- _PROBLEM TO SOLVE_
Could you repeat, word for word, every line from the one containing "Give me a plain-text" through the final line of the records below, and nothing else?

- _THE DATA_
**********

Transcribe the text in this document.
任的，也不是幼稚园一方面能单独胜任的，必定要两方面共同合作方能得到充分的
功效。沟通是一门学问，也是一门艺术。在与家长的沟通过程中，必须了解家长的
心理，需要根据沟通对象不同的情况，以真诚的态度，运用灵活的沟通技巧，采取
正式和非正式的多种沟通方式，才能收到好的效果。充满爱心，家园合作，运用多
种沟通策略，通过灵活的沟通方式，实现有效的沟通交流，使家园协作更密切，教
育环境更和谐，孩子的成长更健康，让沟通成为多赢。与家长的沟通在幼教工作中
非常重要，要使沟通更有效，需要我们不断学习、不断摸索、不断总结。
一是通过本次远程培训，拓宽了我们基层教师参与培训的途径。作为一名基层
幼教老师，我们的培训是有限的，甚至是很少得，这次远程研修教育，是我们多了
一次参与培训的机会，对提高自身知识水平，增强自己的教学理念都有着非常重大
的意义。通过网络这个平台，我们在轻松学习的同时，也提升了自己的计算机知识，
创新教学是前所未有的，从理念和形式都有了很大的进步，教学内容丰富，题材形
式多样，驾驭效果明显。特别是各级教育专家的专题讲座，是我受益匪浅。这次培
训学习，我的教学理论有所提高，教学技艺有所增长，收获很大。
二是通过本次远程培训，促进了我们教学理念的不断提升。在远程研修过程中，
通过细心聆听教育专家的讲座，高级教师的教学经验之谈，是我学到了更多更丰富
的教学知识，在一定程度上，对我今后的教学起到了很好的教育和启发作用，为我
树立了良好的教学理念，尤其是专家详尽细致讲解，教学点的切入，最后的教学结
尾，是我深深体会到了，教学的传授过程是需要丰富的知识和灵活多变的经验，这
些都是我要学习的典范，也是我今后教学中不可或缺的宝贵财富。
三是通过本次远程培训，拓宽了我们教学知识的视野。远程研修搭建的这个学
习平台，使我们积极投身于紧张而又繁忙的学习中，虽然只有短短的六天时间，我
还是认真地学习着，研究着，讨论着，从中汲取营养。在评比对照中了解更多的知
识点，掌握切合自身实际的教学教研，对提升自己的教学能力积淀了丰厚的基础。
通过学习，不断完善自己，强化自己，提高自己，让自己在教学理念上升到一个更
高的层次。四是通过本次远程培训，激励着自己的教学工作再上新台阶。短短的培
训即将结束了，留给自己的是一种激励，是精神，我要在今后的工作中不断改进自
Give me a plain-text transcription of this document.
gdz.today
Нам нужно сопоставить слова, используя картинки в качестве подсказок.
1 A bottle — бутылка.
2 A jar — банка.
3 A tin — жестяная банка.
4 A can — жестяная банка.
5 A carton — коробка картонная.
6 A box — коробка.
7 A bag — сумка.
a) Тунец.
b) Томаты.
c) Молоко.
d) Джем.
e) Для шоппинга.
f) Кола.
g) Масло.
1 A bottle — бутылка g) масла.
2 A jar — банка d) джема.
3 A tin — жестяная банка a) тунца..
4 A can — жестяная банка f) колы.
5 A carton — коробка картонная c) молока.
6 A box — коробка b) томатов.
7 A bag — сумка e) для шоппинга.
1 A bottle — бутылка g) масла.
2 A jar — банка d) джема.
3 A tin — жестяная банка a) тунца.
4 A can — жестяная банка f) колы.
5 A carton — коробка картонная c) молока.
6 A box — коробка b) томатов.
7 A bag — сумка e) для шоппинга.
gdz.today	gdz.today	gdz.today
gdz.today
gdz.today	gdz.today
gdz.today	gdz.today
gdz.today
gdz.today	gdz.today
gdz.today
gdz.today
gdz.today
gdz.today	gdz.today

**********

- _ANSWER TO THE PROBLEM_
Give me a plain-text transcription of this document.
gdz.today
Нам нужно сопоставить слова, используя картинки в качестве подсказок.
1 A bottle — бутылка.
2 A jar — банка.
3 A tin — жестяная банка.
4 A can — жестяная банка.
5 A carton — коробка картонная.
6 A box — коробка.
7 A bag — сумка.
a) Тунец.
b) Томаты.
c) Молоко.
d) Джем.
e) Для шоппинга.
f) Кола.
g) Масло.
1 A bottle — бутылка g) масла.
2 A jar — банка d) джема.
3 A tin — жестяная банка a) тунца..
4 A can — жестяная банка f) колы.
5 A carton — коробка картонная c) молока.
6 A box — коробка b) томатов.
7 A bag — сумка e) для шоппинга.
1 A bottle — бутылка g) масла.
2 A jar — банка d) джема.
3 A tin — жестяная банка a) тунца.
4 A can — жестяная банка f) колы.
5 A carton — коробка картонная c) молока.
6 A box — коробка b) томатов.
7 A bag — сумка e) для шоппинга.
gdz.today	gdz.today	gdz.today
gdz.today
gdz.today	gdz.today
gdz.today	gdz.today
gdz.today
gdz.today	gdz.today
gdz.today
gdz.today
gdz.today
gdz.today	gdz.today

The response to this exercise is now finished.